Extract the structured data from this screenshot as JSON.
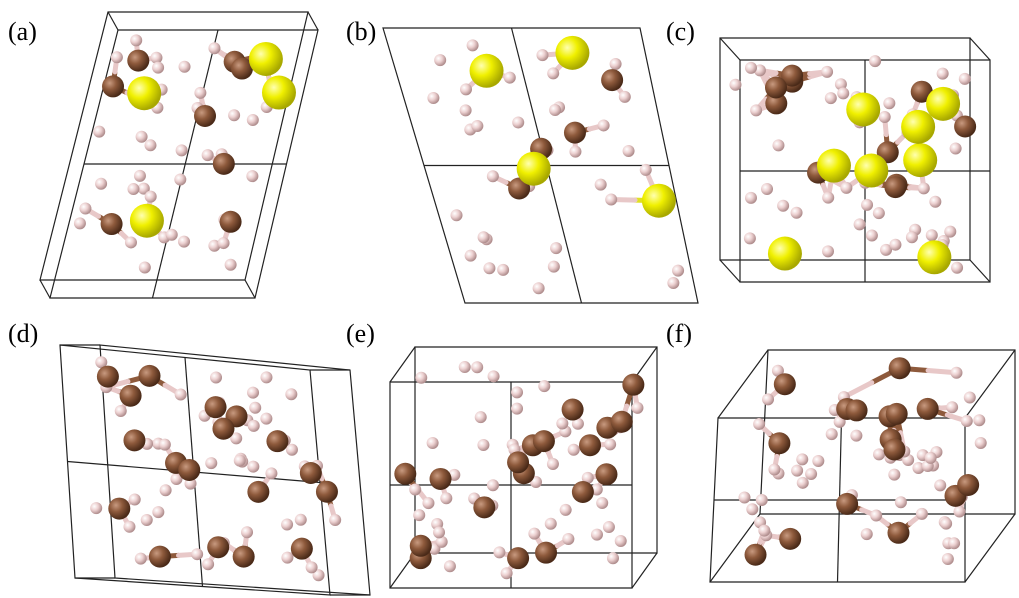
{
  "panels": [
    {
      "label": "(a)"
    },
    {
      "label": "(b)"
    },
    {
      "label": "(c)"
    },
    {
      "label": "(d)"
    },
    {
      "label": "(e)"
    },
    {
      "label": "(f)"
    }
  ]
}
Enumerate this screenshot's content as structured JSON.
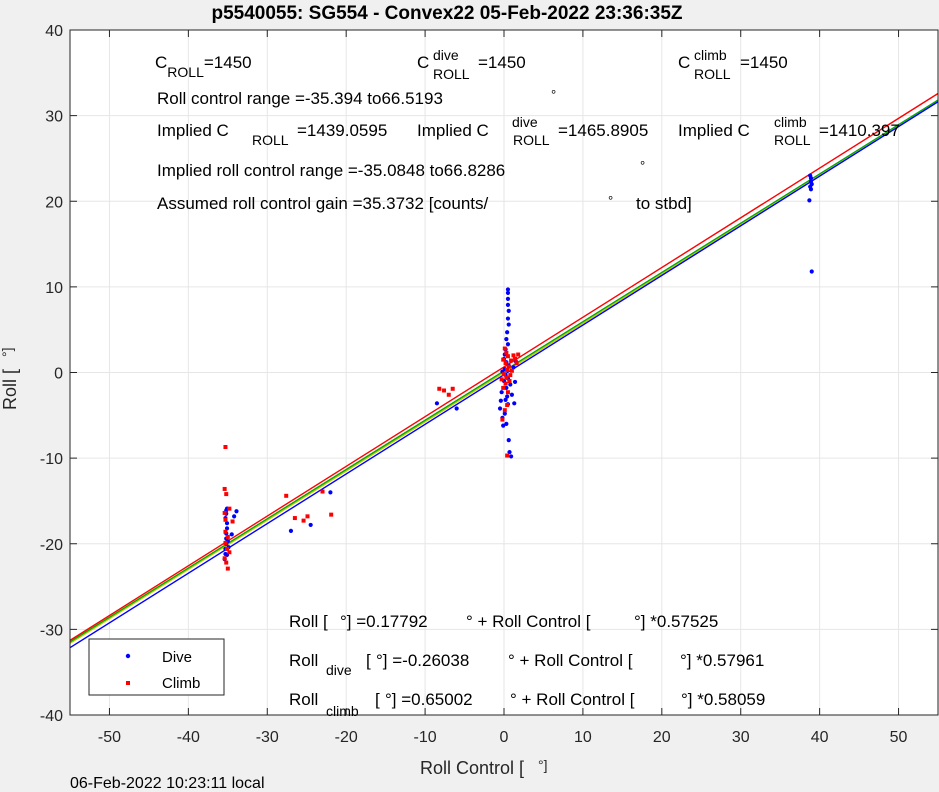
{
  "title": "p5540055: SG554 - Convex22 05-Feb-2022 23:36:35Z",
  "footer": "06-Feb-2022 10:23:11 local",
  "chart_data": {
    "type": "scatter",
    "title": "p5540055: SG554 - Convex22 05-Feb-2022 23:36:35Z",
    "xlabel": "Roll Control [",
    "xlabel_unit": "°]",
    "ylabel": "Roll [",
    "ylabel_unit": "°]",
    "xlim": [
      -55,
      55
    ],
    "ylim": [
      -40,
      40
    ],
    "xticks": [
      -50,
      -40,
      -30,
      -20,
      -10,
      0,
      10,
      20,
      30,
      40,
      50
    ],
    "yticks": [
      -40,
      -30,
      -20,
      -10,
      0,
      10,
      20,
      30,
      40
    ],
    "grid": true,
    "legend": {
      "position": "bottom-left",
      "entries": [
        "Dive",
        "Climb"
      ]
    },
    "colors": {
      "dive": "#0000ff",
      "climb": "#ff0000",
      "all_fit": "#00aa00"
    },
    "series": [
      {
        "name": "Dive",
        "color": "#0000ff",
        "points": [
          [
            -35.4,
            -21.8
          ],
          [
            -35.3,
            -21.2
          ],
          [
            -35.3,
            -20.6
          ],
          [
            -35.2,
            -20.0
          ],
          [
            -35.2,
            -19.4
          ],
          [
            -35.2,
            -18.8
          ],
          [
            -35.1,
            -18.2
          ],
          [
            -35.1,
            -17.6
          ],
          [
            -35.3,
            -17.0
          ],
          [
            -35.2,
            -16.5
          ],
          [
            -35.2,
            -16.1
          ],
          [
            -35.1,
            -15.9
          ],
          [
            -35.0,
            -19.7
          ],
          [
            -35.1,
            -21.3
          ],
          [
            -34.9,
            -20.4
          ],
          [
            -34.5,
            -18.9
          ],
          [
            -34.2,
            -16.8
          ],
          [
            -33.9,
            -16.2
          ],
          [
            -27.0,
            -18.5
          ],
          [
            -24.5,
            -17.8
          ],
          [
            -22.0,
            -14.0
          ],
          [
            -8.5,
            -3.6
          ],
          [
            -6.0,
            -4.2
          ],
          [
            0.5,
            9.7
          ],
          [
            0.5,
            9.3
          ],
          [
            0.5,
            8.6
          ],
          [
            0.5,
            7.9
          ],
          [
            0.6,
            7.2
          ],
          [
            0.5,
            6.3
          ],
          [
            0.6,
            5.6
          ],
          [
            0.4,
            4.7
          ],
          [
            0.3,
            3.9
          ],
          [
            0.5,
            3.3
          ],
          [
            0.2,
            2.7
          ],
          [
            0.1,
            2.1
          ],
          [
            0.0,
            1.6
          ],
          [
            0.3,
            1.2
          ],
          [
            0.6,
            0.8
          ],
          [
            0.1,
            0.4
          ],
          [
            -0.2,
            0.1
          ],
          [
            0.2,
            -0.3
          ],
          [
            0.5,
            -0.7
          ],
          [
            0.0,
            -1.0
          ],
          [
            0.8,
            -1.4
          ],
          [
            0.3,
            -1.8
          ],
          [
            -0.3,
            -2.3
          ],
          [
            0.4,
            -2.8
          ],
          [
            0.2,
            -3.2
          ],
          [
            0.5,
            -3.7
          ],
          [
            -0.4,
            -3.3
          ],
          [
            -0.5,
            -4.2
          ],
          [
            0.1,
            -4.8
          ],
          [
            -0.2,
            -5.3
          ],
          [
            0.3,
            -6.0
          ],
          [
            -0.1,
            -6.2
          ],
          [
            0.6,
            -7.9
          ],
          [
            0.7,
            -9.3
          ],
          [
            0.9,
            -9.8
          ],
          [
            1.3,
            -3.6
          ],
          [
            1.0,
            -2.6
          ],
          [
            1.4,
            -1.1
          ],
          [
            1.2,
            0.6
          ],
          [
            1.5,
            1.3
          ],
          [
            38.8,
            23.0
          ],
          [
            38.9,
            22.7
          ],
          [
            38.9,
            22.3
          ],
          [
            39.0,
            22.0
          ],
          [
            38.8,
            21.7
          ],
          [
            38.9,
            21.4
          ],
          [
            38.7,
            20.1
          ],
          [
            39.0,
            11.8
          ]
        ]
      },
      {
        "name": "Climb",
        "color": "#ff0000",
        "points": [
          [
            -35.3,
            -8.7
          ],
          [
            -35.4,
            -13.6
          ],
          [
            -35.2,
            -14.2
          ],
          [
            -34.8,
            -15.9
          ],
          [
            -35.4,
            -16.4
          ],
          [
            -35.3,
            -17.2
          ],
          [
            -34.4,
            -17.4
          ],
          [
            -35.3,
            -18.6
          ],
          [
            -35.0,
            -19.2
          ],
          [
            -35.3,
            -19.9
          ],
          [
            -35.1,
            -20.6
          ],
          [
            -34.8,
            -21.0
          ],
          [
            -35.4,
            -21.7
          ],
          [
            -35.2,
            -22.2
          ],
          [
            -35.0,
            -22.9
          ],
          [
            -27.6,
            -14.4
          ],
          [
            -26.5,
            -17.0
          ],
          [
            -25.4,
            -17.3
          ],
          [
            -24.9,
            -16.8
          ],
          [
            -23.0,
            -13.9
          ],
          [
            -21.9,
            -16.6
          ],
          [
            -8.2,
            -1.9
          ],
          [
            -7.6,
            -2.1
          ],
          [
            -7.0,
            -2.6
          ],
          [
            -6.5,
            -1.9
          ],
          [
            0.1,
            2.8
          ],
          [
            0.3,
            2.3
          ],
          [
            0.5,
            1.9
          ],
          [
            -0.1,
            1.5
          ],
          [
            0.2,
            1.1
          ],
          [
            0.6,
            0.7
          ],
          [
            0.9,
            1.4
          ],
          [
            1.2,
            2.0
          ],
          [
            1.4,
            1.6
          ],
          [
            1.6,
            1.1
          ],
          [
            1.8,
            2.1
          ],
          [
            0.4,
            0.3
          ],
          [
            0.0,
            -0.2
          ],
          [
            0.3,
            -0.6
          ],
          [
            0.7,
            -1.0
          ],
          [
            0.2,
            -1.3
          ],
          [
            -0.3,
            -0.8
          ],
          [
            -0.1,
            -1.8
          ],
          [
            0.5,
            -2.3
          ],
          [
            0.4,
            -3.8
          ],
          [
            0.1,
            -4.4
          ],
          [
            -0.2,
            -5.5
          ],
          [
            0.4,
            -9.7
          ],
          [
            1.0,
            0.2
          ],
          [
            0.8,
            -0.3
          ]
        ]
      }
    ],
    "fit_lines": [
      {
        "name": "Roll",
        "color": "#00aa00",
        "offset": 0.17792,
        "gain": 0.57525
      },
      {
        "name": "Roll dive",
        "color": "#0000ff",
        "offset": -0.26038,
        "gain": 0.57961
      },
      {
        "name": "Roll climb",
        "color": "#ff0000",
        "offset": 0.65002,
        "gain": 0.58059
      }
    ],
    "reference_line": {
      "color": "#c8c800",
      "offset": 0,
      "gain": 0.575
    },
    "annotations": {
      "c_roll": {
        "prefix": "C",
        "sub": "ROLL",
        "value": "=1450"
      },
      "c_roll_dive": {
        "prefix": "C",
        "sup": "dive",
        "sub": "ROLL",
        "value": "=1450"
      },
      "c_roll_climb": {
        "prefix": "C",
        "sup": "climb",
        "sub": "ROLL",
        "value": "=1450"
      },
      "range": "Roll control range =-35.394 to66.5193",
      "range_deg": "°",
      "implied_1_pre": "Implied C",
      "implied_1_sub": "ROLL",
      "implied_1_val": "=1439.0595",
      "implied_2_pre": "Implied C",
      "implied_2_sup": "dive",
      "implied_2_sub": "ROLL",
      "implied_2_val": "=1465.8905",
      "implied_3_pre": "Implied C",
      "implied_3_sup": "climb",
      "implied_3_sub": "ROLL",
      "implied_3_val": "=1410.397",
      "implied_range": "Implied roll control range =-35.0848 to66.8286",
      "implied_range_deg": "°",
      "gain": "Assumed roll control gain =35.3732 [counts/",
      "gain_deg": "°",
      "gain_tail": "to stbd]",
      "eq1_a": "Roll [",
      "eq1_b": "°] =0.17792",
      "eq1_c": "° + Roll Control [",
      "eq1_d": "°] *0.57525",
      "eq2_a": "Roll",
      "eq2_sub": "dive",
      "eq2_b": "[",
      "eq2_c": "°] =-0.26038",
      "eq2_d": "° + Roll Control [",
      "eq2_e": "°] *0.57961",
      "eq3_a": "Roll",
      "eq3_sub": "climb",
      "eq3_b": "[",
      "eq3_c": "°] =0.65002",
      "eq3_d": "° + Roll Control [",
      "eq3_e": "°] *0.58059"
    }
  }
}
━━━━━━
Using the listing above, locate the lines that hold "offset" and copy each one.

■ FULL SOLUTION ■
        "offset": 0.17792,
        "offset": -0.26038,
        "offset": 0.65002,
      "offset": 0,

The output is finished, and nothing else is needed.